:: DATA TO USE
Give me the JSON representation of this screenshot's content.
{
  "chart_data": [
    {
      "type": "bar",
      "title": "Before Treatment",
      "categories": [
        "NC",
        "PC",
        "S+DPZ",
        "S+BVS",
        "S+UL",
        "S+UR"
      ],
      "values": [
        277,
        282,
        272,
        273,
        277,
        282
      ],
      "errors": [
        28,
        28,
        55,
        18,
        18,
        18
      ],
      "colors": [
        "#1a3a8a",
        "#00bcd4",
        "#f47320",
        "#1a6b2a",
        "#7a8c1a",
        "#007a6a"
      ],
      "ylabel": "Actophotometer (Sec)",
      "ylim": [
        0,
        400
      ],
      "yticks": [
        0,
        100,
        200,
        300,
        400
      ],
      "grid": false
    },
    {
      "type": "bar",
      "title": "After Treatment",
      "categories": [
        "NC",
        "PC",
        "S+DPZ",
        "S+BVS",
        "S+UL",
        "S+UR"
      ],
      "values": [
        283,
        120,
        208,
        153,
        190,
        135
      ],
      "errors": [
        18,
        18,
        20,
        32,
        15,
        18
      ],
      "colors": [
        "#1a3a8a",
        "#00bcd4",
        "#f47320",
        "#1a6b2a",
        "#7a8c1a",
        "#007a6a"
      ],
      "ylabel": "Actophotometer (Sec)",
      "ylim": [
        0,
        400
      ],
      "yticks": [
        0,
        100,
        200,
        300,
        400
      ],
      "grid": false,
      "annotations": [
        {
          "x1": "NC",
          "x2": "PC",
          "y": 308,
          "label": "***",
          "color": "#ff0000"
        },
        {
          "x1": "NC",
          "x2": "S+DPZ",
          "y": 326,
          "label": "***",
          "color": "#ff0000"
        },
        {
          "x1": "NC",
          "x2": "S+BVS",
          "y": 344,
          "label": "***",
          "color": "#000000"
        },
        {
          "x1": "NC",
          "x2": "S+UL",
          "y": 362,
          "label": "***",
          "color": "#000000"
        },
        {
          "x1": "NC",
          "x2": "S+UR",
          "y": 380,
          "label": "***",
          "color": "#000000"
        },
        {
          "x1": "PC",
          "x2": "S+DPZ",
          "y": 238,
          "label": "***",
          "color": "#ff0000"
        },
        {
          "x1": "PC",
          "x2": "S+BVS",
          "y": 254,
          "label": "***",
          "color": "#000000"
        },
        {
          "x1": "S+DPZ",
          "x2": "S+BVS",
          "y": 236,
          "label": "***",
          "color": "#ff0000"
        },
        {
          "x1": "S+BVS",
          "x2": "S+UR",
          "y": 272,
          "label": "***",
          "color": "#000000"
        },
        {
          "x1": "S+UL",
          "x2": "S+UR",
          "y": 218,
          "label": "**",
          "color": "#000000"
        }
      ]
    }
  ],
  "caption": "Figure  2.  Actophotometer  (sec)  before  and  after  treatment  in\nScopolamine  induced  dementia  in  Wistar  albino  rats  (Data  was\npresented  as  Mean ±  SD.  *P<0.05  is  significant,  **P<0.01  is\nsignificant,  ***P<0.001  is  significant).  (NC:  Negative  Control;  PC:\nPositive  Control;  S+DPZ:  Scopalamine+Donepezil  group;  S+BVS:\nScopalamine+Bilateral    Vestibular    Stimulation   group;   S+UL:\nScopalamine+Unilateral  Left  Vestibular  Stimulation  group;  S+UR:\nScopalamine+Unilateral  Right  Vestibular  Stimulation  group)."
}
::::
## EXERCISE DIRECTIONS
Go through the records and gather the lines that hold "title".

## RESPONSE TO THE TASK
      "title": "Before Treatment",
      "title": "After Treatment",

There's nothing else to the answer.